**SHORT PROBLEM:**
Continue the mailing-list message about saving encrypted PDF files with poppler, starting right after its final sentence.

[poppler] [PATCHES] Support to save encrypted files with PDFDoc::saveAs

Albert Astals Cid aacid at kde.org
Wed Sep 5 13:35:02 PDT 2012


El Dilluns, 20 d'agost de 2012, a les 22:32:16, Fabio D'Urso va escriure:
> Hi,
> the attached patches implement support to save encrypted files, both in
> incremental and full rewrite mode. The new encryption features do not use
> external libraries and share most code with existing decryption routines.
> 
> I've also modified pdf-fullrewrite so that it can deal with
> password-protected files, do incremental updates instead of a full rewrite,
> and verify the generated file by comparing each object in the new document
> with the original one. This allows for automated testing -- more details
> below.
> 
> Note that the patches do *not* implement support for encrypted files in
> utils tools such as pdfunite or pdfseparate.
> 
> --- Patches 0001-0002 -- Decrypt.cc: Added support for encryption
> The first two patches affect Decrypt.cc/h, and create the EncryptStream
> class, which is a filter stream that gives encrypted data in output.
> 
> In detail, in patch 0001 I split the existing DecryptStream class in two
> classes (BaseCryptStream, that does key initialization, and DecryptStream,
> that actually decrypts data). I've also rewritten getChar to internally call
> lookChar, so that its logic needn't be duplicated.
> 
> Patch 0002 creates the EncryptStream class and adds support for AES and
> AES-256 encryption (RC4 encrypts using the same algorithm as decryption,
> therefore no new code was needed for RC4).
> 
> --- Patches 0003-0005 -- goo/grandom.cc: Pseudo-random number generation
> Patches 0003-0005 are about pseudo-random number generation: I need random
> numbers to initialize AES and AES-256 cipher block chaining. They needn't be
> unpredictable, because they're stored in plain text, they just needed to be
> different each time.
> 
> Calling srand and rand within a library seems a bad idea, because the
> calling application may have already seeded srand with a known value to get
> a predictable sequence of numbers and, if we called srand or rand again, we
> would affect that sequence. Therefore, patch 0003 adds a goo/grandom.cc
> file to generate random numbers in a safe way when possible. If rand_r is
> available (POSIX), it uses it. Otherwise it relies on unsafe srand/rand
> calls. Other safe methods will have to be developed for other platforms.
> 
> Patch 0004 replaces an existing occurrence of srand+rand calls in
> SplashScreen::buildSCDMatrix with grandom calls. Note that previously rand
> was seeded with a known value, therefore it always gave the same sequence
> of numbers. Now the sequence is different each time, and I don't know if
> this is an issue.

**DATASET EXCERPTS:**

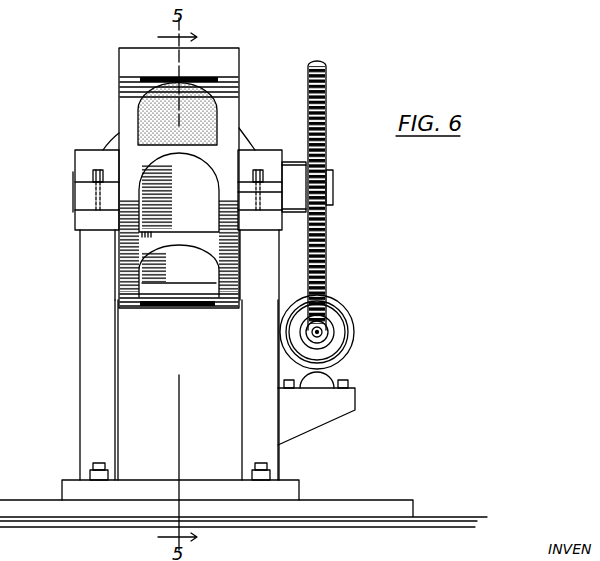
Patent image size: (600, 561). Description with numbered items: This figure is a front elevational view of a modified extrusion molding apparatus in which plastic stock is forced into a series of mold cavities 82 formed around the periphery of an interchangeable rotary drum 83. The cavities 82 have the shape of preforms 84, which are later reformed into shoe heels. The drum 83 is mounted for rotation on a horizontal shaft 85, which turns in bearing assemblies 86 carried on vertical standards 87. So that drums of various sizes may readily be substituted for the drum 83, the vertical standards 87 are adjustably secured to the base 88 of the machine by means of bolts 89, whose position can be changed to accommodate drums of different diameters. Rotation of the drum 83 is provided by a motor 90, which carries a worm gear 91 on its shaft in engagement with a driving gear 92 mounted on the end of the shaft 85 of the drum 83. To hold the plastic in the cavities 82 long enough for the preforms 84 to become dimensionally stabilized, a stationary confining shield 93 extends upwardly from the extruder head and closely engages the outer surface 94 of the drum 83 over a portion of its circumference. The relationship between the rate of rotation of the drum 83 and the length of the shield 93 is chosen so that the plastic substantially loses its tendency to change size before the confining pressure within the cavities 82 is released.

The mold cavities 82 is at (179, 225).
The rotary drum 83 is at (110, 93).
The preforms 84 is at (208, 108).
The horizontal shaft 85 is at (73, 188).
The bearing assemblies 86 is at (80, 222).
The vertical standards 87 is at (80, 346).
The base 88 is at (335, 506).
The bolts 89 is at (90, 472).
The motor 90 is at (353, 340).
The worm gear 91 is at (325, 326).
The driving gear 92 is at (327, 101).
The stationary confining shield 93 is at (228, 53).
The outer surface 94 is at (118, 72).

**FINAL ANSWER:**
> 
> Patch 0005 uses grandom to initialize AES encryption.
> 
> --- Patch 0006 -- FlateStream::unfilteredReset fix
> Patch 0006 fixes FlateStream::unfilteredReset so that is actually calls
> unfilteredReset on the base stream (instead of reset), so that
> FlateStream::getUnfilteredChar (inherited from FilterStream) can work
> properly. This is the same behavior as all other FilterStream-derived
> classes (see 9b72ee4e4c8658b2f7cd542d601a5c3be621d3fc).
> 
> --- Patch 0007 -- Be able to write objUint back
> Patch 0007 makes sure that overflown integers can be written. This is
> especially useful in full rewrite mode for some values of /P in the
> encryption dictionary.
> 
> --- Patches 0008-0010 -- XRefEntry flags and preserving encryption info
> Some objects, notably the /Encrypt dictionary, are stored in unecrypted
> form. However, if encryption is enabled, we currently pass all objects
> through decryption routines when fetching them. It hasn't done any harm
> till now because we read the /Encrypt dictionary to initialize decryption,
> when decryption is not enabled yet.
> But now we need to be able to read all objects again at any moment, in order
> to write them back in full rewrites. Therefore I've added a Unencrypted
> flag in XRefEntry to mark such unencrypted objects. In detail:
>  - Since there was already a "bool updated" field, I've added a "int flags"
>    field to store both flags (patch 0008).
>  - Patch 0009 adds a XRef::setSpecialFlags() method that sets the
> Unencrypted flags (it only needs to be called once in the lifetime of the
> XRef instance). It recursively marks all entries referred from the /Encrypt
> dictionary as unencrypted (in practice I haven't seen any document with
> indirect references in the /Encrypt dict, but this is what I interpreted
> out of the specs).
>    Patch 0009 also copies the /Encrypt field in the new document's trailer
>    dictionary and removes code that refuses to save encrypted documents.
>  - Patch 0010 makes sure that the first ID field is never changed if the
>    document is encrypted, because it is used to calculate the decryption
> key. Previously, we used to always generate a new ID in full rewrite mode.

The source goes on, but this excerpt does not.